--- BEGIN ---

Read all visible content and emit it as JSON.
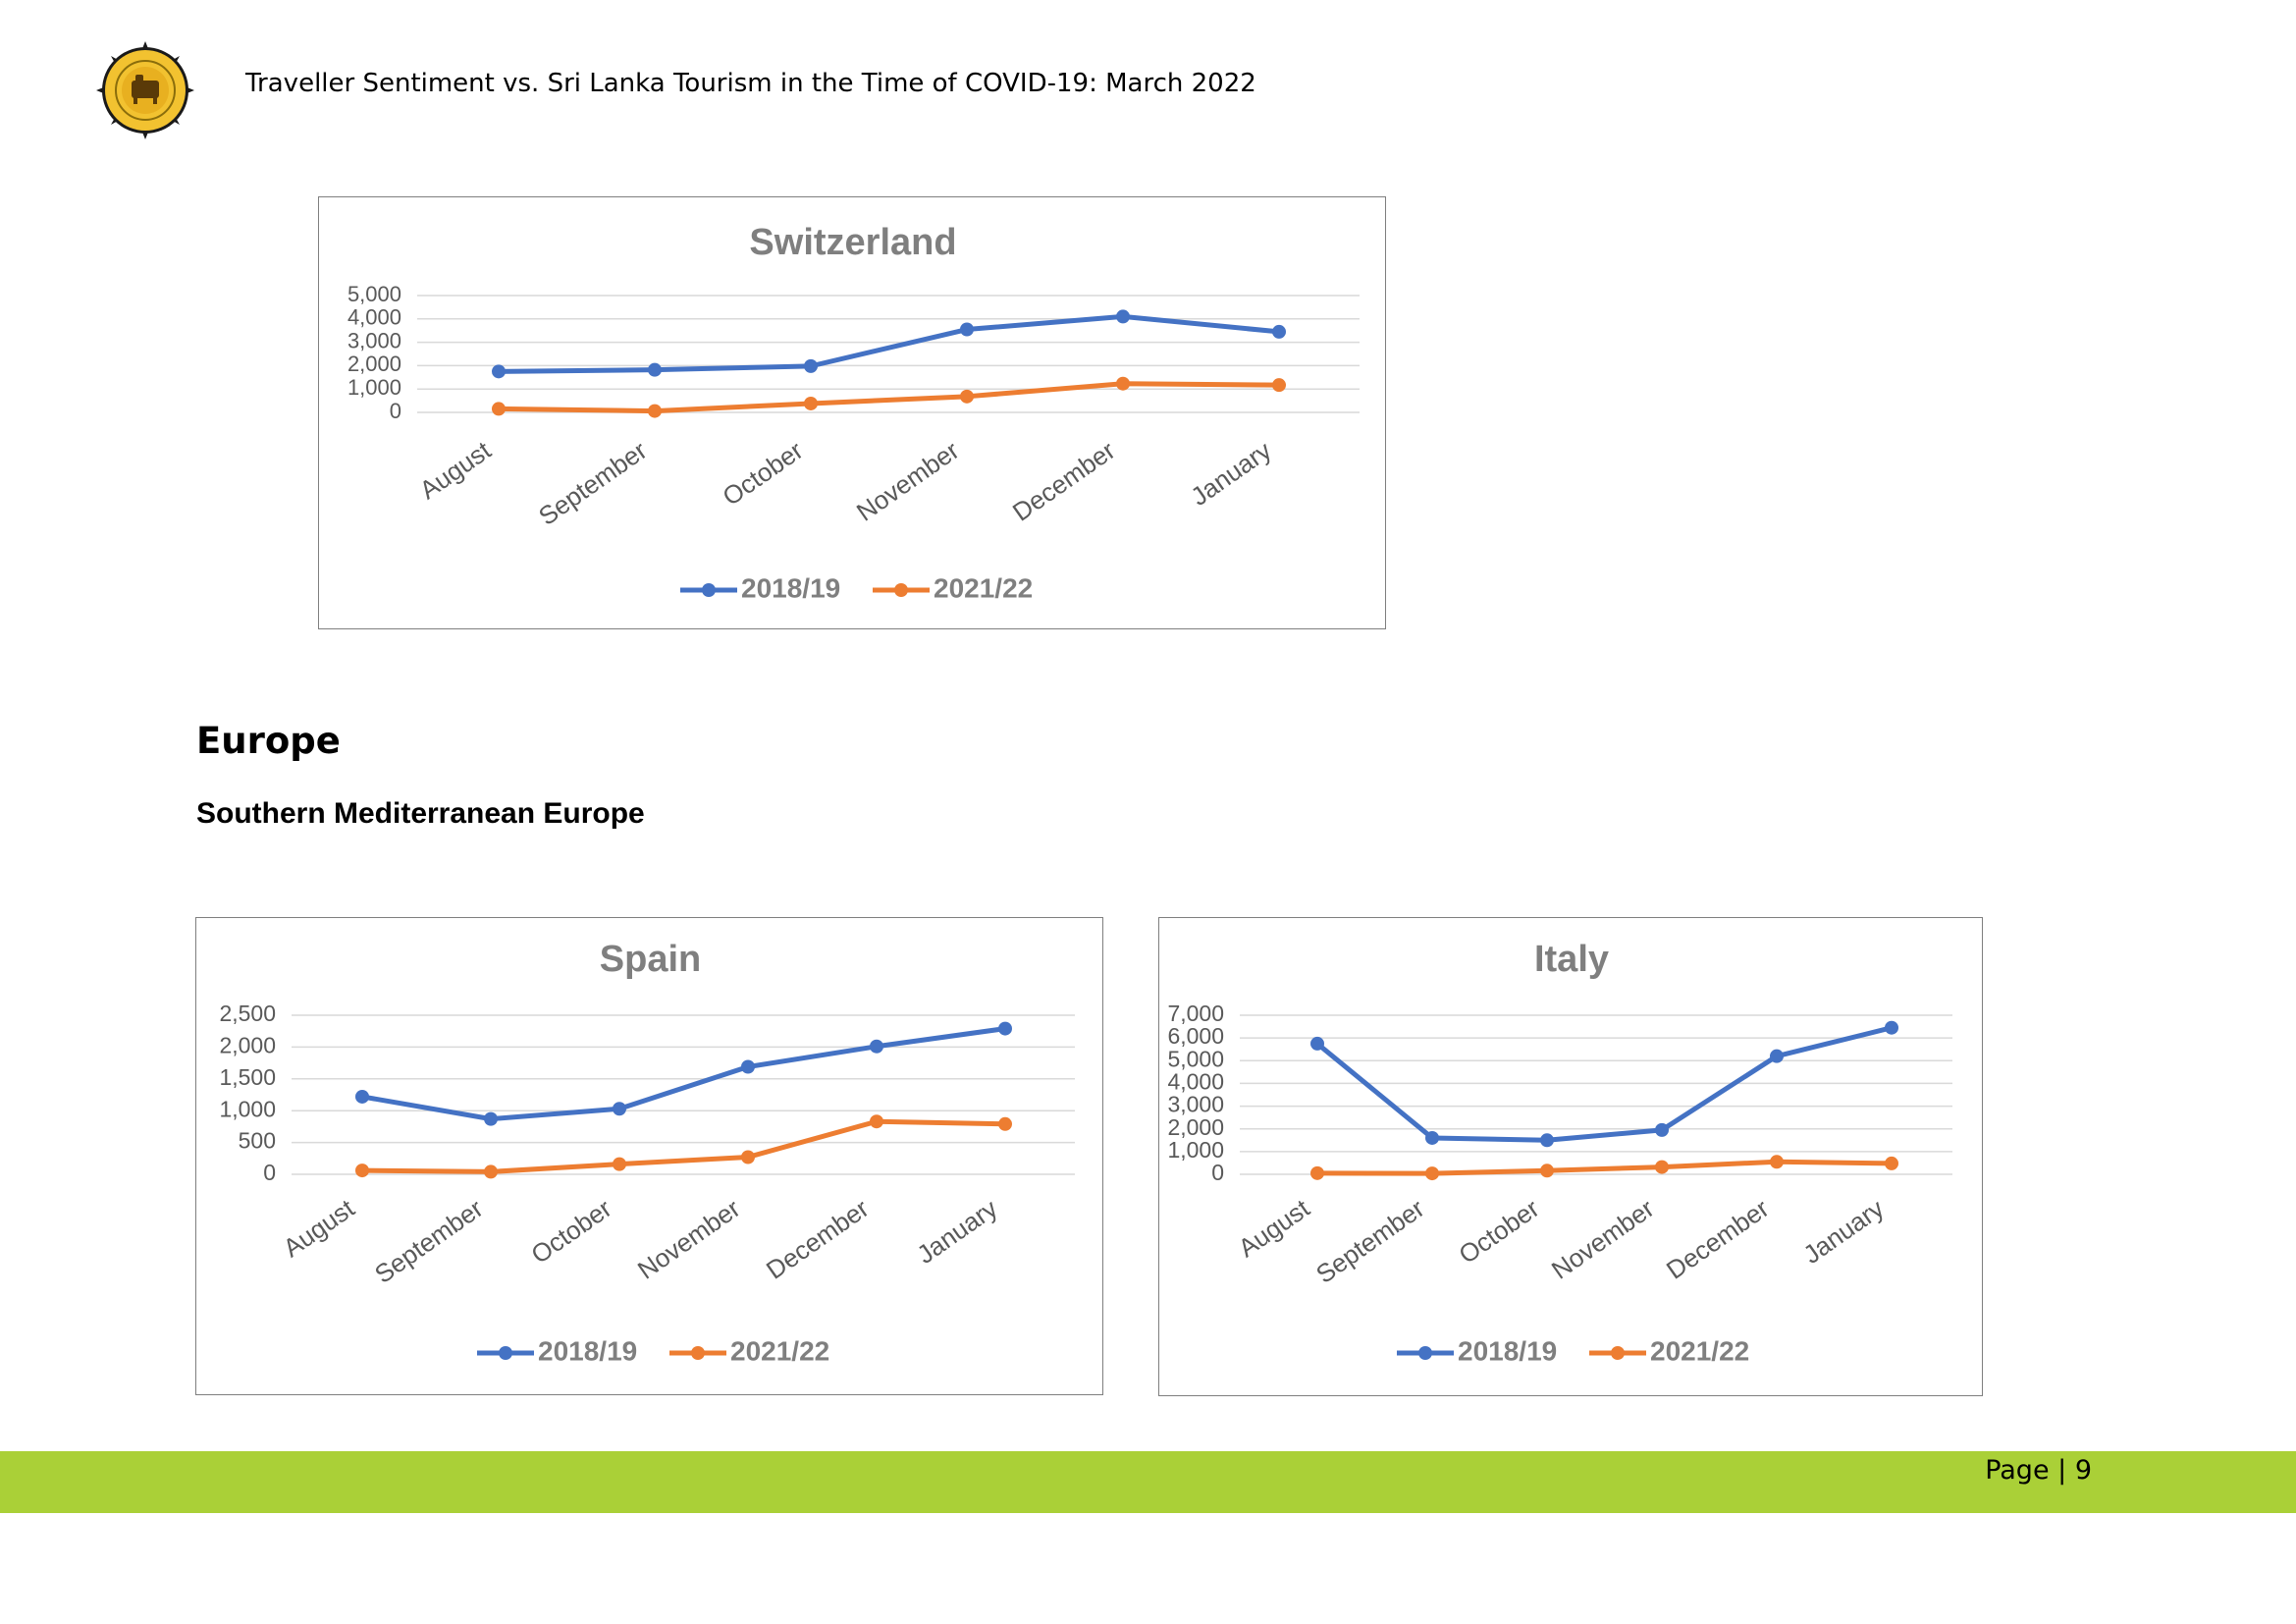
{
  "header": {
    "title": "Traveller Sentiment vs. Sri Lanka Tourism in the Time of COVID-19: March 2022"
  },
  "section": {
    "heading": "Europe",
    "subheading": "Southern Mediterranean Europe"
  },
  "footer": {
    "page_label": "Page | 9"
  },
  "colors": {
    "series_2018_19": "#4472c4",
    "series_2021_22": "#ed7d31",
    "axis_text": "#595959",
    "title_text": "#7f7f7f",
    "gridline": "#d9d9d9",
    "footer_bar": "#aad037"
  },
  "chart_data": [
    {
      "id": "switzerland",
      "type": "line",
      "title": "Switzerland",
      "categories": [
        "August",
        "September",
        "October",
        "November",
        "December",
        "January"
      ],
      "series": [
        {
          "name": "2018/19",
          "values": [
            1750,
            1820,
            1980,
            3550,
            4100,
            3450
          ]
        },
        {
          "name": "2021/22",
          "values": [
            150,
            60,
            380,
            680,
            1230,
            1170
          ]
        }
      ],
      "ylim": [
        0,
        5000
      ],
      "yticks": [
        "0",
        "1,000",
        "2,000",
        "3,000",
        "4,000",
        "5,000"
      ],
      "ytick_values": [
        0,
        1000,
        2000,
        3000,
        4000,
        5000
      ],
      "grid": true,
      "legend": "bottom"
    },
    {
      "id": "spain",
      "type": "line",
      "title": "Spain",
      "categories": [
        "August",
        "September",
        "October",
        "November",
        "December",
        "January"
      ],
      "series": [
        {
          "name": "2018/19",
          "values": [
            1220,
            870,
            1030,
            1690,
            2010,
            2290
          ]
        },
        {
          "name": "2021/22",
          "values": [
            60,
            40,
            160,
            270,
            830,
            790
          ]
        }
      ],
      "ylim": [
        0,
        2500
      ],
      "yticks": [
        "0",
        "500",
        "1,000",
        "1,500",
        "2,000",
        "2,500"
      ],
      "ytick_values": [
        0,
        500,
        1000,
        1500,
        2000,
        2500
      ],
      "grid": true,
      "legend": "bottom"
    },
    {
      "id": "italy",
      "type": "line",
      "title": "Italy",
      "categories": [
        "August",
        "September",
        "October",
        "November",
        "December",
        "January"
      ],
      "series": [
        {
          "name": "2018/19",
          "values": [
            5750,
            1600,
            1500,
            1950,
            5200,
            6450
          ]
        },
        {
          "name": "2021/22",
          "values": [
            50,
            40,
            160,
            320,
            550,
            480
          ]
        }
      ],
      "ylim": [
        0,
        7000
      ],
      "yticks": [
        "0",
        "1,000",
        "2,000",
        "3,000",
        "4,000",
        "5,000",
        "6,000",
        "7,000"
      ],
      "ytick_values": [
        0,
        1000,
        2000,
        3000,
        4000,
        5000,
        6000,
        7000
      ],
      "grid": true,
      "legend": "bottom"
    }
  ]
}
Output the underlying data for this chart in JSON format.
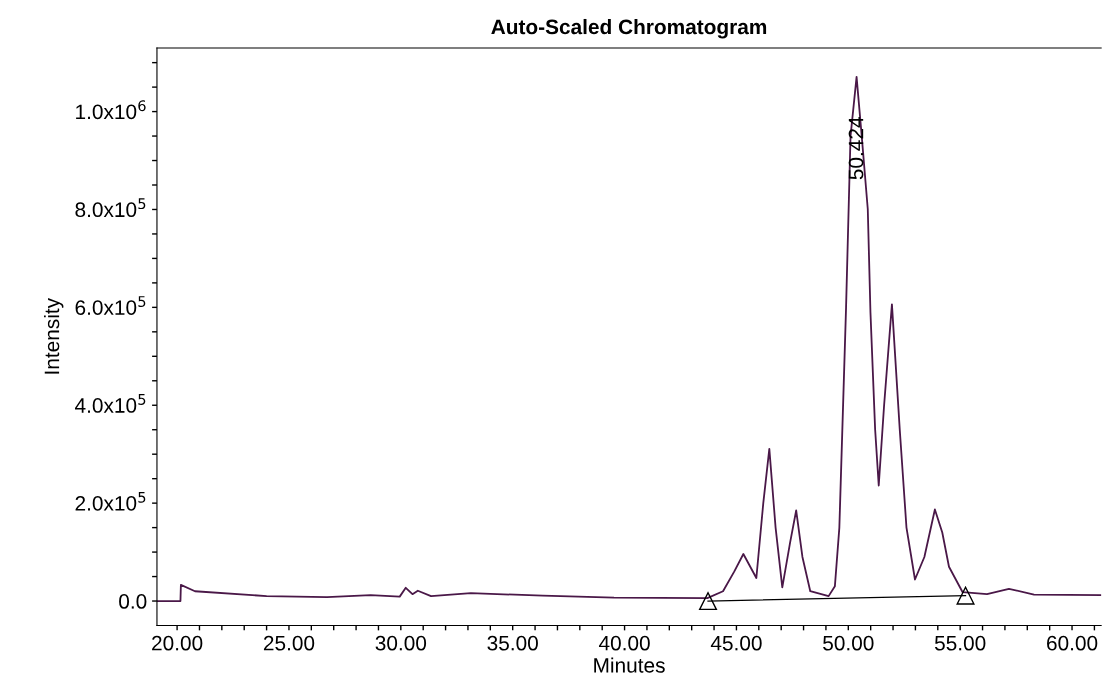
{
  "chart_data": {
    "type": "line",
    "title": "Auto-Scaled Chromatogram",
    "xlabel": "Minutes",
    "ylabel": "Intensity",
    "series": [
      {
        "color": "#4a1848",
        "marker": "none",
        "x": [
          19.1,
          20.15,
          20.17,
          20.8,
          24.0,
          26.7,
          28.65,
          29.95,
          30.22,
          30.52,
          30.76,
          31.35,
          33.13,
          36.34,
          39.53,
          43.7,
          44.4,
          44.9,
          45.31,
          45.89,
          46.2,
          46.47,
          46.75,
          47.05,
          47.4,
          47.67,
          47.95,
          48.3,
          49.12,
          49.4,
          49.6,
          49.9,
          50.1,
          50.37,
          50.6,
          50.87,
          50.99,
          51.2,
          51.36,
          51.6,
          51.95,
          52.3,
          52.6,
          52.98,
          53.4,
          53.87,
          54.2,
          54.5,
          55.11,
          56.2,
          57.18,
          58.3,
          61.3
        ],
        "values": [
          0,
          0,
          33000,
          20000,
          10000,
          8000,
          12000,
          9000,
          27000,
          14000,
          21000,
          10000,
          16000,
          11000,
          7000,
          6000,
          20000,
          60000,
          96000,
          47000,
          200000,
          311000,
          150000,
          28000,
          120000,
          185000,
          90000,
          20000,
          10000,
          30000,
          150000,
          600000,
          950000,
          1071000,
          950000,
          801000,
          590000,
          350000,
          236000,
          400000,
          606000,
          350000,
          150000,
          44000,
          90000,
          187000,
          140000,
          70000,
          18000,
          14000,
          25000,
          13000,
          12000
        ]
      },
      {
        "color": "#000000",
        "marker": "triangle",
        "x": [
          43.73,
          55.24
        ],
        "values": [
          0,
          11000
        ]
      }
    ],
    "annotations": [
      {
        "text": "50.424",
        "x": 50.424,
        "y": 990000
      }
    ],
    "xlim": [
      19.1,
      61.3
    ],
    "xticks": [
      {
        "value": 20,
        "label": "20.00"
      },
      {
        "value": 21,
        "label": null
      },
      {
        "value": 22,
        "label": null
      },
      {
        "value": 23,
        "label": null
      },
      {
        "value": 24,
        "label": null
      },
      {
        "value": 25,
        "label": "25.00"
      },
      {
        "value": 26,
        "label": null
      },
      {
        "value": 27,
        "label": null
      },
      {
        "value": 28,
        "label": null
      },
      {
        "value": 29,
        "label": null
      },
      {
        "value": 30,
        "label": "30.00"
      },
      {
        "value": 31,
        "label": null
      },
      {
        "value": 32,
        "label": null
      },
      {
        "value": 33,
        "label": null
      },
      {
        "value": 34,
        "label": null
      },
      {
        "value": 35,
        "label": "35.00"
      },
      {
        "value": 36,
        "label": null
      },
      {
        "value": 37,
        "label": null
      },
      {
        "value": 38,
        "label": null
      },
      {
        "value": 39,
        "label": null
      },
      {
        "value": 40,
        "label": "40.00"
      },
      {
        "value": 41,
        "label": null
      },
      {
        "value": 42,
        "label": null
      },
      {
        "value": 43,
        "label": null
      },
      {
        "value": 44,
        "label": null
      },
      {
        "value": 45,
        "label": "45.00"
      },
      {
        "value": 46,
        "label": null
      },
      {
        "value": 47,
        "label": null
      },
      {
        "value": 48,
        "label": null
      },
      {
        "value": 49,
        "label": null
      },
      {
        "value": 50,
        "label": "50.00"
      },
      {
        "value": 51,
        "label": null
      },
      {
        "value": 52,
        "label": null
      },
      {
        "value": 53,
        "label": null
      },
      {
        "value": 54,
        "label": null
      },
      {
        "value": 55,
        "label": "55.00"
      },
      {
        "value": 56,
        "label": null
      },
      {
        "value": 57,
        "label": null
      },
      {
        "value": 58,
        "label": null
      },
      {
        "value": 59,
        "label": null
      },
      {
        "value": 60,
        "label": "60.00"
      },
      {
        "value": 61,
        "label": null
      }
    ],
    "ylim": [
      -50000,
      1130000
    ],
    "yticks": [
      {
        "value": 0,
        "label": "0.0"
      },
      {
        "value": 50000,
        "label": null
      },
      {
        "value": 100000,
        "label": null
      },
      {
        "value": 150000,
        "label": null
      },
      {
        "value": 200000,
        "label": "2.0x10$^{5}$"
      },
      {
        "value": 250000,
        "label": null
      },
      {
        "value": 300000,
        "label": null
      },
      {
        "value": 350000,
        "label": null
      },
      {
        "value": 400000,
        "label": "4.0x10$^{5}$"
      },
      {
        "value": 450000,
        "label": null
      },
      {
        "value": 500000,
        "label": null
      },
      {
        "value": 550000,
        "label": null
      },
      {
        "value": 600000,
        "label": "6.0x10$^{5}$"
      },
      {
        "value": 650000,
        "label": null
      },
      {
        "value": 700000,
        "label": null
      },
      {
        "value": 750000,
        "label": null
      },
      {
        "value": 800000,
        "label": "8.0x10$^{5}$"
      },
      {
        "value": 850000,
        "label": null
      },
      {
        "value": 900000,
        "label": null
      },
      {
        "value": 950000,
        "label": null
      },
      {
        "value": 1000000,
        "label": "1.0x10$^{6}$"
      },
      {
        "value": 1050000,
        "label": null
      },
      {
        "value": 1100000,
        "label": null
      }
    ],
    "grid": false,
    "legend": false
  }
}
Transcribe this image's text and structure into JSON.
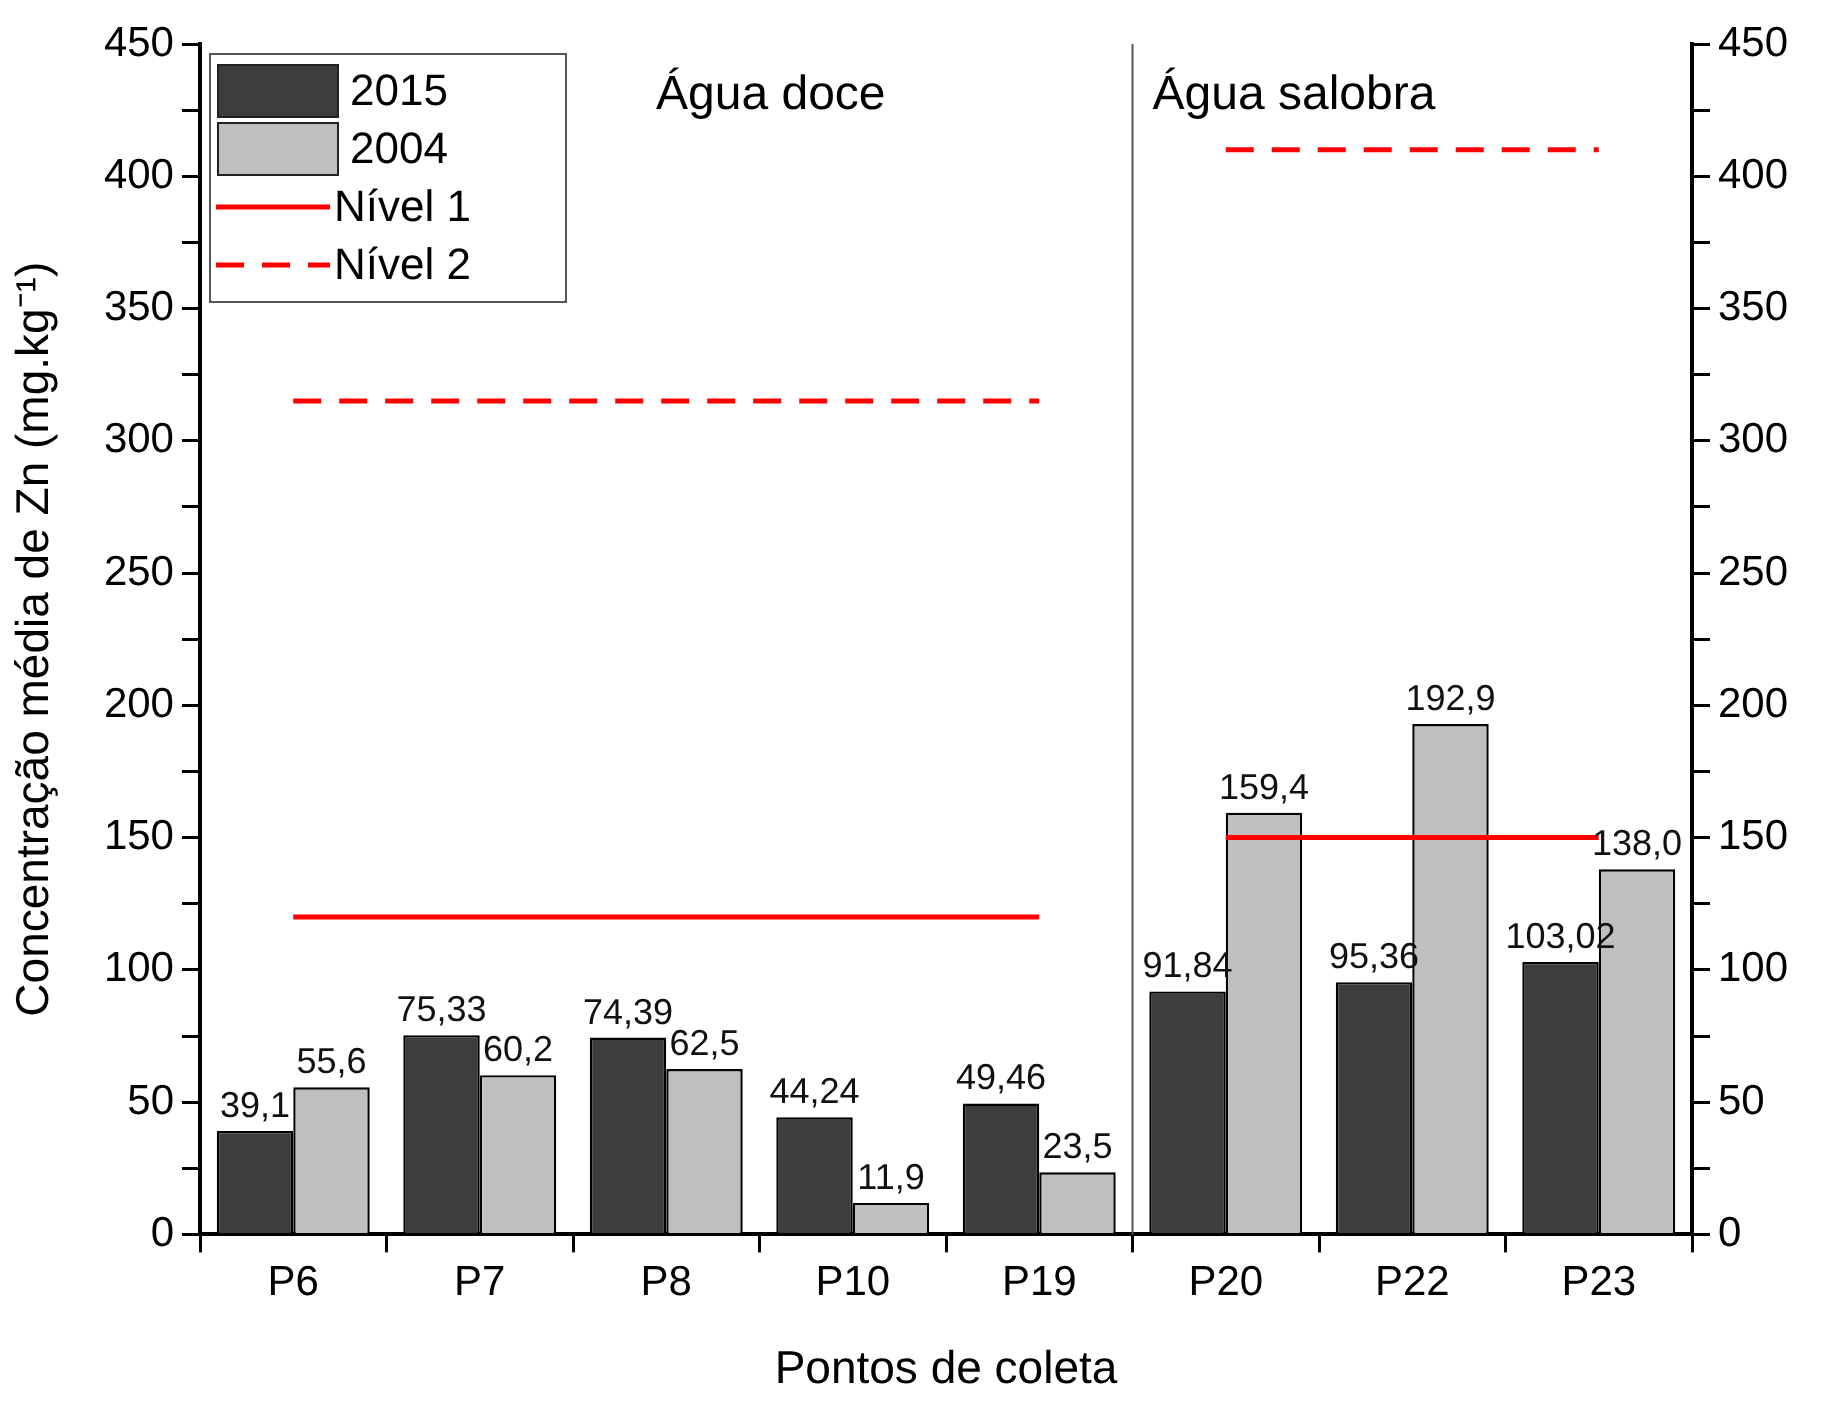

--- END ---

_Description of the task_
Pull out all lines in the data above that include "Europe".

_Task response_
    "heading": "Europe",
    "subheading": "Southern Mediterranean Europe"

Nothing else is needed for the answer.